* **AIM OF THE TASK**
Leave out the pictures; transcribe all else exactly.
DATA ENTRIES start
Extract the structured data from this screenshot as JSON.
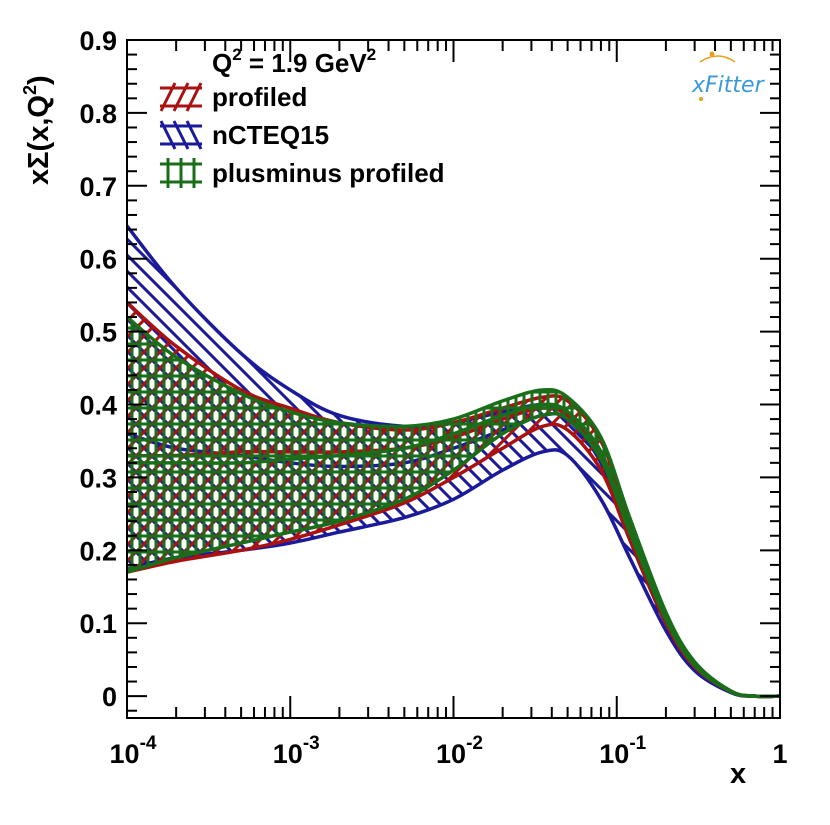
{
  "chart_data": {
    "type": "area",
    "title": "",
    "annotation": {
      "text": "Q",
      "sup1": "2",
      "rest": " = 1.9 GeV",
      "sup2": "2"
    },
    "logo": {
      "x": "x",
      "rest": "Fitter"
    },
    "xlabel": "x",
    "ylabel": {
      "pre": "x",
      "sigma": "Σ",
      "mid": "(x,Q",
      "sup": "2",
      "post": ")"
    },
    "xscale": "log",
    "xlim": [
      0.0001,
      1
    ],
    "ylim": [
      -0.03,
      0.9
    ],
    "x_ticks": [
      {
        "base": "10",
        "exp": "-4",
        "value": 0.0001
      },
      {
        "base": "10",
        "exp": "-3",
        "value": 0.001
      },
      {
        "base": "10",
        "exp": "-2",
        "value": 0.01
      },
      {
        "base": "10",
        "exp": "-1",
        "value": 0.1
      },
      {
        "base": "1",
        "exp": "",
        "value": 1
      }
    ],
    "y_ticks": [
      {
        "label": "0",
        "value": 0
      },
      {
        "label": "0.1",
        "value": 0.1
      },
      {
        "label": "0.2",
        "value": 0.2
      },
      {
        "label": "0.3",
        "value": 0.3
      },
      {
        "label": "0.4",
        "value": 0.4
      },
      {
        "label": "0.5",
        "value": 0.5
      },
      {
        "label": "0.6",
        "value": 0.6
      },
      {
        "label": "0.7",
        "value": 0.7
      },
      {
        "label": "0.8",
        "value": 0.8
      },
      {
        "label": "0.9",
        "value": 0.9
      }
    ],
    "x": [
      0.0001,
      0.0002,
      0.0005,
      0.001,
      0.002,
      0.005,
      0.01,
      0.02,
      0.035,
      0.05,
      0.08,
      0.12,
      0.2,
      0.3,
      0.5,
      0.7,
      1.0
    ],
    "series": [
      {
        "name": "nCTEQ15",
        "color": "#1a1a9a",
        "hatch": "backslash",
        "lower": [
          0.175,
          0.19,
          0.2,
          0.21,
          0.225,
          0.245,
          0.27,
          0.31,
          0.335,
          0.33,
          0.27,
          0.19,
          0.09,
          0.035,
          0.005,
          0.0,
          0.0
        ],
        "central": [
          0.36,
          0.34,
          0.33,
          0.32,
          0.315,
          0.32,
          0.34,
          0.365,
          0.385,
          0.38,
          0.32,
          0.215,
          0.1,
          0.04,
          0.005,
          0.0,
          0.0
        ],
        "upper": [
          0.645,
          0.56,
          0.47,
          0.42,
          0.385,
          0.37,
          0.375,
          0.39,
          0.4,
          0.39,
          0.335,
          0.23,
          0.11,
          0.045,
          0.006,
          0.0,
          0.0
        ]
      },
      {
        "name": "profiled",
        "color": "#aa1111",
        "hatch": "slash",
        "lower": [
          0.17,
          0.185,
          0.2,
          0.215,
          0.235,
          0.265,
          0.3,
          0.34,
          0.37,
          0.365,
          0.31,
          0.215,
          0.1,
          0.04,
          0.006,
          0.0,
          0.0
        ],
        "central": [
          0.33,
          0.33,
          0.335,
          0.335,
          0.335,
          0.34,
          0.355,
          0.38,
          0.395,
          0.385,
          0.33,
          0.225,
          0.105,
          0.042,
          0.006,
          0.0,
          0.0
        ],
        "upper": [
          0.54,
          0.48,
          0.42,
          0.395,
          0.375,
          0.365,
          0.375,
          0.395,
          0.41,
          0.405,
          0.35,
          0.24,
          0.112,
          0.046,
          0.007,
          0.0,
          0.0
        ]
      },
      {
        "name": "plusminus profiled",
        "color": "#1a6e1a",
        "hatch": "cross",
        "lower": [
          0.17,
          0.19,
          0.21,
          0.225,
          0.24,
          0.27,
          0.31,
          0.36,
          0.385,
          0.38,
          0.325,
          0.225,
          0.105,
          0.042,
          0.006,
          0.0,
          0.0
        ],
        "central": [
          0.32,
          0.32,
          0.32,
          0.325,
          0.33,
          0.34,
          0.36,
          0.385,
          0.4,
          0.39,
          0.335,
          0.23,
          0.108,
          0.044,
          0.006,
          0.0,
          0.0
        ],
        "upper": [
          0.52,
          0.465,
          0.415,
          0.39,
          0.375,
          0.37,
          0.38,
          0.405,
          0.42,
          0.41,
          0.355,
          0.245,
          0.115,
          0.047,
          0.007,
          0.0,
          0.0
        ]
      }
    ],
    "legend": [
      {
        "label": "profiled",
        "color": "#aa1111",
        "hatch": "slash"
      },
      {
        "label": "nCTEQ15",
        "color": "#1a1a9a",
        "hatch": "backslash"
      },
      {
        "label": "plusminus profiled",
        "color": "#1a6e1a",
        "hatch": "cross"
      }
    ],
    "legend_position": "top-left",
    "grid": false
  }
}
DATA ENTRIES end
* **RIGHT ANSWER**
Extract the structured data from this screenshot as JSON.
{
  "chart_data": {
    "type": "area",
    "title": "",
    "annotation": {
      "text": "Q",
      "sup1": "2",
      "rest": " = 1.9 GeV",
      "sup2": "2"
    },
    "logo": {
      "x": "x",
      "rest": "Fitter"
    },
    "xlabel": "x",
    "ylabel": {
      "pre": "x",
      "sigma": "Σ",
      "mid": "(x,Q",
      "sup": "2",
      "post": ")"
    },
    "xscale": "log",
    "xlim": [
      0.0001,
      1
    ],
    "ylim": [
      -0.03,
      0.9
    ],
    "x_ticks": [
      {
        "base": "10",
        "exp": "-4",
        "value": 0.0001
      },
      {
        "base": "10",
        "exp": "-3",
        "value": 0.001
      },
      {
        "base": "10",
        "exp": "-2",
        "value": 0.01
      },
      {
        "base": "10",
        "exp": "-1",
        "value": 0.1
      },
      {
        "base": "1",
        "exp": "",
        "value": 1
      }
    ],
    "y_ticks": [
      {
        "label": "0",
        "value": 0
      },
      {
        "label": "0.1",
        "value": 0.1
      },
      {
        "label": "0.2",
        "value": 0.2
      },
      {
        "label": "0.3",
        "value": 0.3
      },
      {
        "label": "0.4",
        "value": 0.4
      },
      {
        "label": "0.5",
        "value": 0.5
      },
      {
        "label": "0.6",
        "value": 0.6
      },
      {
        "label": "0.7",
        "value": 0.7
      },
      {
        "label": "0.8",
        "value": 0.8
      },
      {
        "label": "0.9",
        "value": 0.9
      }
    ],
    "x": [
      0.0001,
      0.0002,
      0.0005,
      0.001,
      0.002,
      0.005,
      0.01,
      0.02,
      0.035,
      0.05,
      0.08,
      0.12,
      0.2,
      0.3,
      0.5,
      0.7,
      1.0
    ],
    "series": [
      {
        "name": "nCTEQ15",
        "color": "#1a1a9a",
        "hatch": "backslash",
        "lower": [
          0.175,
          0.19,
          0.2,
          0.21,
          0.225,
          0.245,
          0.27,
          0.31,
          0.335,
          0.33,
          0.27,
          0.19,
          0.09,
          0.035,
          0.005,
          0.0,
          0.0
        ],
        "central": [
          0.36,
          0.34,
          0.33,
          0.32,
          0.315,
          0.32,
          0.34,
          0.365,
          0.385,
          0.38,
          0.32,
          0.215,
          0.1,
          0.04,
          0.005,
          0.0,
          0.0
        ],
        "upper": [
          0.645,
          0.56,
          0.47,
          0.42,
          0.385,
          0.37,
          0.375,
          0.39,
          0.4,
          0.39,
          0.335,
          0.23,
          0.11,
          0.045,
          0.006,
          0.0,
          0.0
        ]
      },
      {
        "name": "profiled",
        "color": "#aa1111",
        "hatch": "slash",
        "lower": [
          0.17,
          0.185,
          0.2,
          0.215,
          0.235,
          0.265,
          0.3,
          0.34,
          0.37,
          0.365,
          0.31,
          0.215,
          0.1,
          0.04,
          0.006,
          0.0,
          0.0
        ],
        "central": [
          0.33,
          0.33,
          0.335,
          0.335,
          0.335,
          0.34,
          0.355,
          0.38,
          0.395,
          0.385,
          0.33,
          0.225,
          0.105,
          0.042,
          0.006,
          0.0,
          0.0
        ],
        "upper": [
          0.54,
          0.48,
          0.42,
          0.395,
          0.375,
          0.365,
          0.375,
          0.395,
          0.41,
          0.405,
          0.35,
          0.24,
          0.112,
          0.046,
          0.007,
          0.0,
          0.0
        ]
      },
      {
        "name": "plusminus profiled",
        "color": "#1a6e1a",
        "hatch": "cross",
        "lower": [
          0.17,
          0.19,
          0.21,
          0.225,
          0.24,
          0.27,
          0.31,
          0.36,
          0.385,
          0.38,
          0.325,
          0.225,
          0.105,
          0.042,
          0.006,
          0.0,
          0.0
        ],
        "central": [
          0.32,
          0.32,
          0.32,
          0.325,
          0.33,
          0.34,
          0.36,
          0.385,
          0.4,
          0.39,
          0.335,
          0.23,
          0.108,
          0.044,
          0.006,
          0.0,
          0.0
        ],
        "upper": [
          0.52,
          0.465,
          0.415,
          0.39,
          0.375,
          0.37,
          0.38,
          0.405,
          0.42,
          0.41,
          0.355,
          0.245,
          0.115,
          0.047,
          0.007,
          0.0,
          0.0
        ]
      }
    ],
    "legend": [
      {
        "label": "profiled",
        "color": "#aa1111",
        "hatch": "slash"
      },
      {
        "label": "nCTEQ15",
        "color": "#1a1a9a",
        "hatch": "backslash"
      },
      {
        "label": "plusminus profiled",
        "color": "#1a6e1a",
        "hatch": "cross"
      }
    ],
    "legend_position": "top-left",
    "grid": false
  }
}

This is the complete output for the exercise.